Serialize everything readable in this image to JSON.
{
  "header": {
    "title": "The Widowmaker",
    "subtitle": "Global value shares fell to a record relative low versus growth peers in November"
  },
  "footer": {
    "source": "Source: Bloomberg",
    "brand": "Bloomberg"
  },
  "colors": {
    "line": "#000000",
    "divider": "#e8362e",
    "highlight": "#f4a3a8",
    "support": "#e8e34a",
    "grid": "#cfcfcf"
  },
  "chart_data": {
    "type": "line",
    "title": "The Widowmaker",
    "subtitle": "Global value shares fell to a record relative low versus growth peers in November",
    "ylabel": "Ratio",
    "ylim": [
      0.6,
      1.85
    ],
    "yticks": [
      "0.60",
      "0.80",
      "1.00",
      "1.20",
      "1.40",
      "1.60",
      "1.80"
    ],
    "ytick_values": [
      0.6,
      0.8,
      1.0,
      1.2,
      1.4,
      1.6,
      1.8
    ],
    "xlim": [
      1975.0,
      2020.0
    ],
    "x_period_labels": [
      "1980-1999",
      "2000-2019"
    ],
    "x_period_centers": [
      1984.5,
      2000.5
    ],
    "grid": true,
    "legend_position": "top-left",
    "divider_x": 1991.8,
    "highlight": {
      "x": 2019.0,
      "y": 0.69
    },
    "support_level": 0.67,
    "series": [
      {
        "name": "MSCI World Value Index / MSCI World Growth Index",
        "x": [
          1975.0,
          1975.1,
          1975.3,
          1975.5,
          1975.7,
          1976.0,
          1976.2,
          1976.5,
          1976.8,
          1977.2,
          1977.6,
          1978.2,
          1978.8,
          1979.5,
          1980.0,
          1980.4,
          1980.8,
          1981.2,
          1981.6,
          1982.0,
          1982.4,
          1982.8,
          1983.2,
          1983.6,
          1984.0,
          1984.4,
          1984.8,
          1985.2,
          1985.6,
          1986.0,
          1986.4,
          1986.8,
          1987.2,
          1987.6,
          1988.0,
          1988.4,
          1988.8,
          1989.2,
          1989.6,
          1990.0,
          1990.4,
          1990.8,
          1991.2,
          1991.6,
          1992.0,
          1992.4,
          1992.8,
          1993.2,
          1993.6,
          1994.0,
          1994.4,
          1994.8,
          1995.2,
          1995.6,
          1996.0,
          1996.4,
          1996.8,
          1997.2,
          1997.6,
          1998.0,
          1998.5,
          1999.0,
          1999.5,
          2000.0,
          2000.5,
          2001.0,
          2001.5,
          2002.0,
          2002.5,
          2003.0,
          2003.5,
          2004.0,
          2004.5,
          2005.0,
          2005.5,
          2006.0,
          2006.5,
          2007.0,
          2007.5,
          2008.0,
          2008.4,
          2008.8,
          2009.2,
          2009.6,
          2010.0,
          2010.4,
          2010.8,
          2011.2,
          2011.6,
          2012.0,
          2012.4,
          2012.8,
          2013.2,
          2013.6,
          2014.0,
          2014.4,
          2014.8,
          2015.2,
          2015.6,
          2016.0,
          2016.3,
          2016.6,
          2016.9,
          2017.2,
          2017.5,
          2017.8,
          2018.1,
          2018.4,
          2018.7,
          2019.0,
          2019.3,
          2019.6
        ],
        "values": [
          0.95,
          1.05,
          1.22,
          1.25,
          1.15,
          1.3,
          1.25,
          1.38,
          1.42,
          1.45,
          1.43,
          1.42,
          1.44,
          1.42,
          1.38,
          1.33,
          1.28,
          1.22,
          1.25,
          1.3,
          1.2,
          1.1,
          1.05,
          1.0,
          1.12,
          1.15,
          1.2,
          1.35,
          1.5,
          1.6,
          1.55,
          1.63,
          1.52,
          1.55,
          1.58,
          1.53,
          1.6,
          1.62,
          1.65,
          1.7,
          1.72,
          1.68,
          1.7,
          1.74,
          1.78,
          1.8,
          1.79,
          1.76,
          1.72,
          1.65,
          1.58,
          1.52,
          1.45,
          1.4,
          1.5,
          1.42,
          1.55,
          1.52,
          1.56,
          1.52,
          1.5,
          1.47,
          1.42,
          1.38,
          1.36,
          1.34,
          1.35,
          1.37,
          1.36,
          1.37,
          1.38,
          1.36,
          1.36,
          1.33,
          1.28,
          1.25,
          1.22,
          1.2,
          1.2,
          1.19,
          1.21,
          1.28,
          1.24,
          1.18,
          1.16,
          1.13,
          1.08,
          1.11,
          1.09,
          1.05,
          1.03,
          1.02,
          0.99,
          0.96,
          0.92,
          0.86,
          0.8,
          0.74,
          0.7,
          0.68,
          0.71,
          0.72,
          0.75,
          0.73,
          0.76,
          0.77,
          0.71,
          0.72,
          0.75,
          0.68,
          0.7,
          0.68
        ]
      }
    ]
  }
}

...

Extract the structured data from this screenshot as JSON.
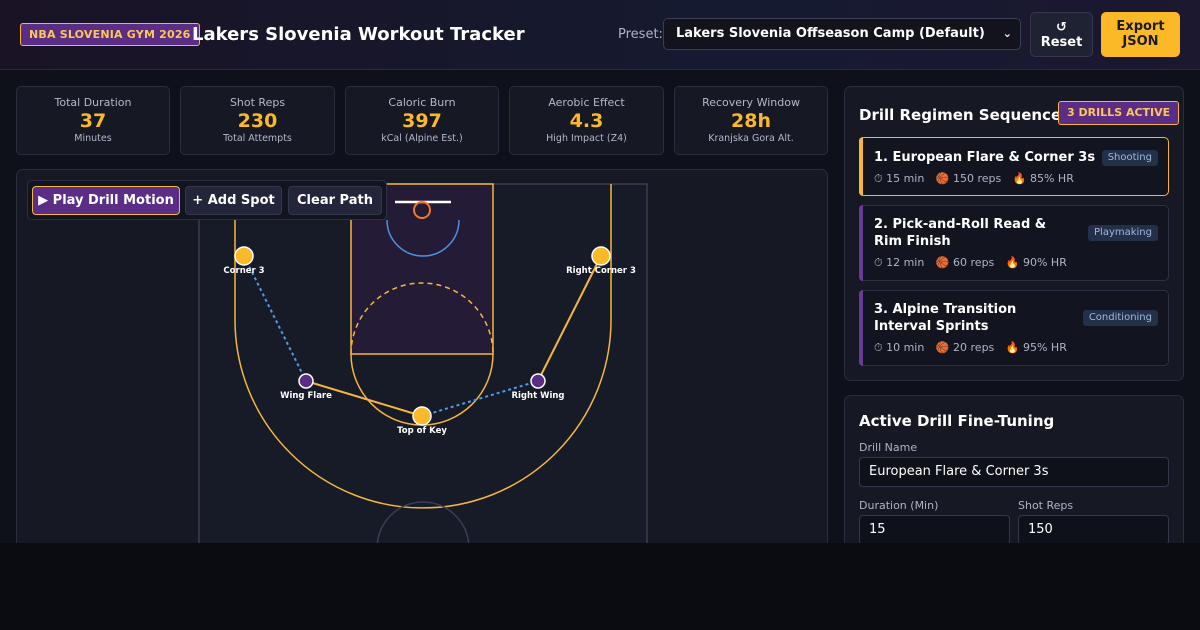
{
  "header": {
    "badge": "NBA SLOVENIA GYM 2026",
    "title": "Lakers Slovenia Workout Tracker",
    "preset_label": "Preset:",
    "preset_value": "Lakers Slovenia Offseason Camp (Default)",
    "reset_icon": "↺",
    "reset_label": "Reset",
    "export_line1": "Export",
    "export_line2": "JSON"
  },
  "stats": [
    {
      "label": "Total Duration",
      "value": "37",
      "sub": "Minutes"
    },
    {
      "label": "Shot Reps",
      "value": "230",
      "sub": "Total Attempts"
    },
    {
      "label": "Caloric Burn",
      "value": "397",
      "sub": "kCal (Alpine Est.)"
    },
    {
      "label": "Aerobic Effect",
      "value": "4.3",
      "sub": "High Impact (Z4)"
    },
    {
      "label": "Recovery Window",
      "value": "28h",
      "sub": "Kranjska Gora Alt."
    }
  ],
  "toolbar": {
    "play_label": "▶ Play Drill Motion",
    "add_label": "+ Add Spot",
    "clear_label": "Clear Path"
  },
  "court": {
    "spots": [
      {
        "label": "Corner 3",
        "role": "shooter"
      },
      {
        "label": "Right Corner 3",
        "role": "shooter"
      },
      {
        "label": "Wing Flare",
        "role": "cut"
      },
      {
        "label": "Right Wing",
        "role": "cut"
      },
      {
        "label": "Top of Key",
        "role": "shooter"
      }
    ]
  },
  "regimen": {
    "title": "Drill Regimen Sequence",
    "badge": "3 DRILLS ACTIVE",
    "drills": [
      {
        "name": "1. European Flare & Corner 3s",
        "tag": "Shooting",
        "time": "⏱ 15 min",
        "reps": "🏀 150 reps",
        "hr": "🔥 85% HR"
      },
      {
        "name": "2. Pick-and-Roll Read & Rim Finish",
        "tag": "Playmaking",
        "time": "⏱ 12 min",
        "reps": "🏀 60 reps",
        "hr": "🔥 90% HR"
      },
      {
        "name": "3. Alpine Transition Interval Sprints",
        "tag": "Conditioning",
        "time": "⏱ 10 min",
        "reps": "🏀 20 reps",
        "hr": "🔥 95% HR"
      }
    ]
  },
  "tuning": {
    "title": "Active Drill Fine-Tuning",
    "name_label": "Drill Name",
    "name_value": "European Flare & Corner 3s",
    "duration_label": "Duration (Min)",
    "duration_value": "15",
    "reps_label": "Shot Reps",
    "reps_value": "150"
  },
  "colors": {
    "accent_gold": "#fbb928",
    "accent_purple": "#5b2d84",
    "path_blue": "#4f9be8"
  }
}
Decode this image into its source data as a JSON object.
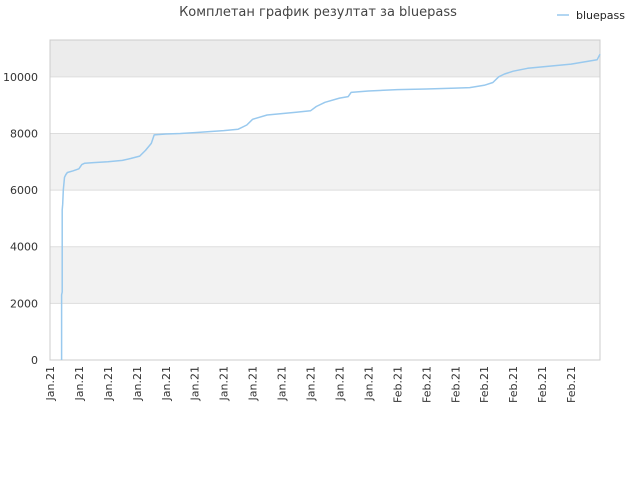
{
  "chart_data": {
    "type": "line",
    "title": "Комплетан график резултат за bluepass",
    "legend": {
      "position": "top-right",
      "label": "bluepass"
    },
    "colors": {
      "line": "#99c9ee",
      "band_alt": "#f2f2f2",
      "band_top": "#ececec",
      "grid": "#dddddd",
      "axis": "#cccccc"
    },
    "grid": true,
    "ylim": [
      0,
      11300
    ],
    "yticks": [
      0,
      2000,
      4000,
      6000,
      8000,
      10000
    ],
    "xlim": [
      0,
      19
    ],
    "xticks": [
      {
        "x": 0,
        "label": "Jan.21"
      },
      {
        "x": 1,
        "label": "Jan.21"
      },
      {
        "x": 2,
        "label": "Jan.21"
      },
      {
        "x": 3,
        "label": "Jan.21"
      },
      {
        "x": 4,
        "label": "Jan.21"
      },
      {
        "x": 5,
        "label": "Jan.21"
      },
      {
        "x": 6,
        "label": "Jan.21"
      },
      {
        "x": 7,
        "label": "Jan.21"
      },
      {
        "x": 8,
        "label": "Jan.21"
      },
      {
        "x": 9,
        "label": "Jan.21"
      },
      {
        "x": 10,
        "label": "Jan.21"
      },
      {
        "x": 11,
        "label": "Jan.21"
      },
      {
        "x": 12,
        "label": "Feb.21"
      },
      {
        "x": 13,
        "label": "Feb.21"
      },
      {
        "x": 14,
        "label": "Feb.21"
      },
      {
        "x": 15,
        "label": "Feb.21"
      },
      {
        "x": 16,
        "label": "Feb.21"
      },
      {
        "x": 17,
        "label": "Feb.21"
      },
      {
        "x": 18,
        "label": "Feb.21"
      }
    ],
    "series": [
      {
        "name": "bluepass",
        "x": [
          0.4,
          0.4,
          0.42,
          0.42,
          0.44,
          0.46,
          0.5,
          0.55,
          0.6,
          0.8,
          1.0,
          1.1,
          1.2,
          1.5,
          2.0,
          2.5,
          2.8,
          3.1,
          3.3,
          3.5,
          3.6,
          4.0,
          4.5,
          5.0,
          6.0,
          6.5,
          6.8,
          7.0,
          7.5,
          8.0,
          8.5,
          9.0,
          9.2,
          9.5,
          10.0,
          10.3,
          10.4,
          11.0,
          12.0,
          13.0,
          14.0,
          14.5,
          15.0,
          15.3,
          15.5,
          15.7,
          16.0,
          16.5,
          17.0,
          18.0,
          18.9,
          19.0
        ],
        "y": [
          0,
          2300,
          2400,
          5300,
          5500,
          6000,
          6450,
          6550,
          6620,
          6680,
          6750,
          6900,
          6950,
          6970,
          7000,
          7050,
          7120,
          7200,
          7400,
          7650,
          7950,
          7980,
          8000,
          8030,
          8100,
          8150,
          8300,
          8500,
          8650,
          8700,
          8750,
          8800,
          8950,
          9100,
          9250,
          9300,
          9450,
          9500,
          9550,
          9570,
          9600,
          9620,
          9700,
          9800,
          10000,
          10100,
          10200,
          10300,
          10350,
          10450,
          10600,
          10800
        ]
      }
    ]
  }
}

*WHAT YOU HAVE TO DO*
Copy each line of the records that contains the word "Bloomberg".

*ANSWER FOR THE TASK*
    "source": "Source: Bloomberg",
    "brand": "Bloomberg"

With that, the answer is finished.